TO DO:
Please repeat all of the listing exactly.

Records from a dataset

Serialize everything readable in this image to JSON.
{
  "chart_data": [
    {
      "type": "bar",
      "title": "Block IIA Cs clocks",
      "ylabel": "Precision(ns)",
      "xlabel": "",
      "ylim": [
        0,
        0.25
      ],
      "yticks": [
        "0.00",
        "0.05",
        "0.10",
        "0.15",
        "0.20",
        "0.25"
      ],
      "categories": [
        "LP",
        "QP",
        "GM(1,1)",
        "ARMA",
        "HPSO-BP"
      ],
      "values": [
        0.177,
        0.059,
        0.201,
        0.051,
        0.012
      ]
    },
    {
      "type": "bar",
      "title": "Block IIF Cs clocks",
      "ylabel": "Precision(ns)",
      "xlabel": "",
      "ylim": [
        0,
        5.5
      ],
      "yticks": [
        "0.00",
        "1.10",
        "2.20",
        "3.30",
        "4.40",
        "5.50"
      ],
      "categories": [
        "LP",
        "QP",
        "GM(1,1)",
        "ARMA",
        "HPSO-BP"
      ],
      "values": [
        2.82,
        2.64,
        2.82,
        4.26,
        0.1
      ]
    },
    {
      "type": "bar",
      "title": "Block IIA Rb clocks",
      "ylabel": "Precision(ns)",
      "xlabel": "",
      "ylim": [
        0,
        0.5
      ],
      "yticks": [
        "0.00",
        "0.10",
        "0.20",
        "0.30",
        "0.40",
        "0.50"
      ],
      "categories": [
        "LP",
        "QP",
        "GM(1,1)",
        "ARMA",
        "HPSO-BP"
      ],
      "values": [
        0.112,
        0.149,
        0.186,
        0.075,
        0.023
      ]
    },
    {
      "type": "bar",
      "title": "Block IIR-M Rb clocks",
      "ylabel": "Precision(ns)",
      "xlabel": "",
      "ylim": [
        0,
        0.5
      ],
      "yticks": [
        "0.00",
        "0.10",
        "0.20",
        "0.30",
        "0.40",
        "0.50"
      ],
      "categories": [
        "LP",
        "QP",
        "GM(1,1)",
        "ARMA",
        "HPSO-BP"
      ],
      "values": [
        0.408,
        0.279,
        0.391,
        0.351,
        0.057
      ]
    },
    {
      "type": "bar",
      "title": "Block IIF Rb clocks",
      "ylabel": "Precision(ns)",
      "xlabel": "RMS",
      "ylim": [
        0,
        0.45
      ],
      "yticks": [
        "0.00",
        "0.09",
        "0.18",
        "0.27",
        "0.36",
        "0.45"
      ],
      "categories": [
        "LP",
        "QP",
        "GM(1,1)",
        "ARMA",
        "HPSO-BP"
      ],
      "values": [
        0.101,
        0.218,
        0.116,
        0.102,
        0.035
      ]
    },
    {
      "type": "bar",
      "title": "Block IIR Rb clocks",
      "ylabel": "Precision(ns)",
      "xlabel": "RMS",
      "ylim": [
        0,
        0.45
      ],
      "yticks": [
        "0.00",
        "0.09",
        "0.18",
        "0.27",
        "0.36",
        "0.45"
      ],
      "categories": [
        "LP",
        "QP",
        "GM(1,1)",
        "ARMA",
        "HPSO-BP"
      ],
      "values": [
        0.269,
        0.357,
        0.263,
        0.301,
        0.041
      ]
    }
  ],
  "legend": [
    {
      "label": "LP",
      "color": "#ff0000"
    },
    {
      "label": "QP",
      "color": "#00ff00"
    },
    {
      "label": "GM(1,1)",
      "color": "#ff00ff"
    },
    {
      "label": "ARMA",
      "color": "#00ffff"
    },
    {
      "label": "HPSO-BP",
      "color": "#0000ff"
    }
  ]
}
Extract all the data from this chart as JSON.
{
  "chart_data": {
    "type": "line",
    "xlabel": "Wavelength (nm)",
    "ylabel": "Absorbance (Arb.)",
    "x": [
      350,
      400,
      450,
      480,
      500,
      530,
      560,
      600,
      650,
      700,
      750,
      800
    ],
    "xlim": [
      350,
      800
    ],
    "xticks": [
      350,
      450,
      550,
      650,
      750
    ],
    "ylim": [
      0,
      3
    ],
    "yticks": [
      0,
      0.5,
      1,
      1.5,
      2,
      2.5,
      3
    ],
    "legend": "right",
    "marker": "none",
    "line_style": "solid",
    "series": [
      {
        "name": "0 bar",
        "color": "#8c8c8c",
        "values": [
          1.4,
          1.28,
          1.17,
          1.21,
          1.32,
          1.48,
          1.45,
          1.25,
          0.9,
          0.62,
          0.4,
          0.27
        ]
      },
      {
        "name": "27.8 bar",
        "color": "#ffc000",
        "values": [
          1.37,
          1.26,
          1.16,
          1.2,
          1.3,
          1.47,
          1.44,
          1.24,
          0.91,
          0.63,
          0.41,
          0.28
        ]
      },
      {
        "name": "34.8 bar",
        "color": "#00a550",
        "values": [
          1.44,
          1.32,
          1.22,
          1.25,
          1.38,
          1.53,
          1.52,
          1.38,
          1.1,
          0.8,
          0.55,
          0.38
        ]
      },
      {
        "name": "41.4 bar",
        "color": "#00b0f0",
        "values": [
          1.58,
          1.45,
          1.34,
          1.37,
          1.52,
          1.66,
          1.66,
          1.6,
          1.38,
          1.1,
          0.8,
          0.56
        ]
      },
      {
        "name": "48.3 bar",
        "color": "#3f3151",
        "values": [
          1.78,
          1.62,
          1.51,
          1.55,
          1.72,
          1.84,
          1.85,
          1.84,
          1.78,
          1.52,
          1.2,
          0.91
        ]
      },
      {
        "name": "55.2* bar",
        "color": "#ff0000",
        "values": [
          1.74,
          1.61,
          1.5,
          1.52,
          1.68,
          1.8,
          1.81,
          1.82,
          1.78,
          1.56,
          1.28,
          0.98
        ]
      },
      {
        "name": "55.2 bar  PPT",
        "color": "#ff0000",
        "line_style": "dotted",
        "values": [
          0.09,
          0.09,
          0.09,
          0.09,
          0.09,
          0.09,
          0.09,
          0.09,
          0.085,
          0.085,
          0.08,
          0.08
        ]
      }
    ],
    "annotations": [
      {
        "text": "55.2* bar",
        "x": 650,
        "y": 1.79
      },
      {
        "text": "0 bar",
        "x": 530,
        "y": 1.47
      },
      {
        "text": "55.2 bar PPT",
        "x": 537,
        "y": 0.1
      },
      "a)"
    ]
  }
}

TASK SOLUTION:
Serialize everything readable in this image to JSON.
{
  "chart_data": [
    {
      "type": "bar",
      "title": "Block IIA Cs clocks",
      "ylabel": "Precision(ns)",
      "xlabel": "",
      "ylim": [
        0,
        0.25
      ],
      "yticks": [
        "0.00",
        "0.05",
        "0.10",
        "0.15",
        "0.20",
        "0.25"
      ],
      "categories": [
        "LP",
        "QP",
        "GM(1,1)",
        "ARMA",
        "HPSO-BP"
      ],
      "values": [
        0.177,
        0.059,
        0.201,
        0.051,
        0.012
      ]
    },
    {
      "type": "bar",
      "title": "Block IIF Cs clocks",
      "ylabel": "Precision(ns)",
      "xlabel": "",
      "ylim": [
        0,
        5.5
      ],
      "yticks": [
        "0.00",
        "1.10",
        "2.20",
        "3.30",
        "4.40",
        "5.50"
      ],
      "categories": [
        "LP",
        "QP",
        "GM(1,1)",
        "ARMA",
        "HPSO-BP"
      ],
      "values": [
        2.82,
        2.64,
        2.82,
        4.26,
        0.1
      ]
    },
    {
      "type": "bar",
      "title": "Block IIA Rb clocks",
      "ylabel": "Precision(ns)",
      "xlabel": "",
      "ylim": [
        0,
        0.5
      ],
      "yticks": [
        "0.00",
        "0.10",
        "0.20",
        "0.30",
        "0.40",
        "0.50"
      ],
      "categories": [
        "LP",
        "QP",
        "GM(1,1)",
        "ARMA",
        "HPSO-BP"
      ],
      "values": [
        0.112,
        0.149,
        0.186,
        0.075,
        0.023
      ]
    },
    {
      "type": "bar",
      "title": "Block IIR-M Rb clocks",
      "ylabel": "Precision(ns)",
      "xlabel": "",
      "ylim": [
        0,
        0.5
      ],
      "yticks": [
        "0.00",
        "0.10",
        "0.20",
        "0.30",
        "0.40",
        "0.50"
      ],
      "categories": [
        "LP",
        "QP",
        "GM(1,1)",
        "ARMA",
        "HPSO-BP"
      ],
      "values": [
        0.408,
        0.279,
        0.391,
        0.351,
        0.057
      ]
    },
    {
      "type": "bar",
      "title": "Block IIF Rb clocks",
      "ylabel": "Precision(ns)",
      "xlabel": "RMS",
      "ylim": [
        0,
        0.45
      ],
      "yticks": [
        "0.00",
        "0.09",
        "0.18",
        "0.27",
        "0.36",
        "0.45"
      ],
      "categories": [
        "LP",
        "QP",
        "GM(1,1)",
        "ARMA",
        "HPSO-BP"
      ],
      "values": [
        0.101,
        0.218,
        0.116,
        0.102,
        0.035
      ]
    },
    {
      "type": "bar",
      "title": "Block IIR Rb clocks",
      "ylabel": "Precision(ns)",
      "xlabel": "RMS",
      "ylim": [
        0,
        0.45
      ],
      "yticks": [
        "0.00",
        "0.09",
        "0.18",
        "0.27",
        "0.36",
        "0.45"
      ],
      "categories": [
        "LP",
        "QP",
        "GM(1,1)",
        "ARMA",
        "HPSO-BP"
      ],
      "values": [
        0.269,
        0.357,
        0.263,
        0.301,
        0.041
      ]
    }
  ],
  "legend": [
    {
      "label": "LP",
      "color": "#ff0000"
    },
    {
      "label": "QP",
      "color": "#00ff00"
    },
    {
      "label": "GM(1,1)",
      "color": "#ff00ff"
    },
    {
      "label": "ARMA",
      "color": "#00ffff"
    },
    {
      "label": "HPSO-BP",
      "color": "#0000ff"
    }
  ]
}
Extract all the data from this chart as JSON.
{
  "chart_data": {
    "type": "line",
    "xlabel": "Wavelength (nm)",
    "ylabel": "Absorbance (Arb.)",
    "x": [
      350,
      400,
      450,
      480,
      500,
      530,
      560,
      600,
      650,
      700,
      750,
      800
    ],
    "xlim": [
      350,
      800
    ],
    "xticks": [
      350,
      450,
      550,
      650,
      750
    ],
    "ylim": [
      0,
      3
    ],
    "yticks": [
      0,
      0.5,
      1,
      1.5,
      2,
      2.5,
      3
    ],
    "legend": "right",
    "marker": "none",
    "line_style": "solid",
    "series": [
      {
        "name": "0 bar",
        "color": "#8c8c8c",
        "values": [
          1.4,
          1.28,
          1.17,
          1.21,
          1.32,
          1.48,
          1.45,
          1.25,
          0.9,
          0.62,
          0.4,
          0.27
        ]
      },
      {
        "name": "27.8 bar",
        "color": "#ffc000",
        "values": [
          1.37,
          1.26,
          1.16,
          1.2,
          1.3,
          1.47,
          1.44,
          1.24,
          0.91,
          0.63,
          0.41,
          0.28
        ]
      },
      {
        "name": "34.8 bar",
        "color": "#00a550",
        "values": [
          1.44,
          1.32,
          1.22,
          1.25,
          1.38,
          1.53,
          1.52,
          1.38,
          1.1,
          0.8,
          0.55,
          0.38
        ]
      },
      {
        "name": "41.4 bar",
        "color": "#00b0f0",
        "values": [
          1.58,
          1.45,
          1.34,
          1.37,
          1.52,
          1.66,
          1.66,
          1.6,
          1.38,
          1.1,
          0.8,
          0.56
        ]
      },
      {
        "name": "48.3 bar",
        "color": "#3f3151",
        "values": [
          1.78,
          1.62,
          1.51,
          1.55,
          1.72,
          1.84,
          1.85,
          1.84,
          1.78,
          1.52,
          1.2,
          0.91
        ]
      },
      {
        "name": "55.2* bar",
        "color": "#ff0000",
        "values": [
          1.74,
          1.61,
          1.5,
          1.52,
          1.68,
          1.8,
          1.81,
          1.82,
          1.78,
          1.56,
          1.28,
          0.98
        ]
      },
      {
        "name": "55.2 bar  PPT",
        "color": "#ff0000",
        "line_style": "dotted",
        "values": [
          0.09,
          0.09,
          0.09,
          0.09,
          0.09,
          0.09,
          0.09,
          0.09,
          0.085,
          0.085,
          0.08,
          0.08
        ]
      }
    ],
    "annotations": [
      {
        "text": "55.2* bar",
        "x": 650,
        "y": 1.79
      },
      {
        "text": "0 bar",
        "x": 530,
        "y": 1.47
      },
      {
        "text": "55.2 bar PPT",
        "x": 537,
        "y": 0.1
      },
      "a)"
    ]
  }
}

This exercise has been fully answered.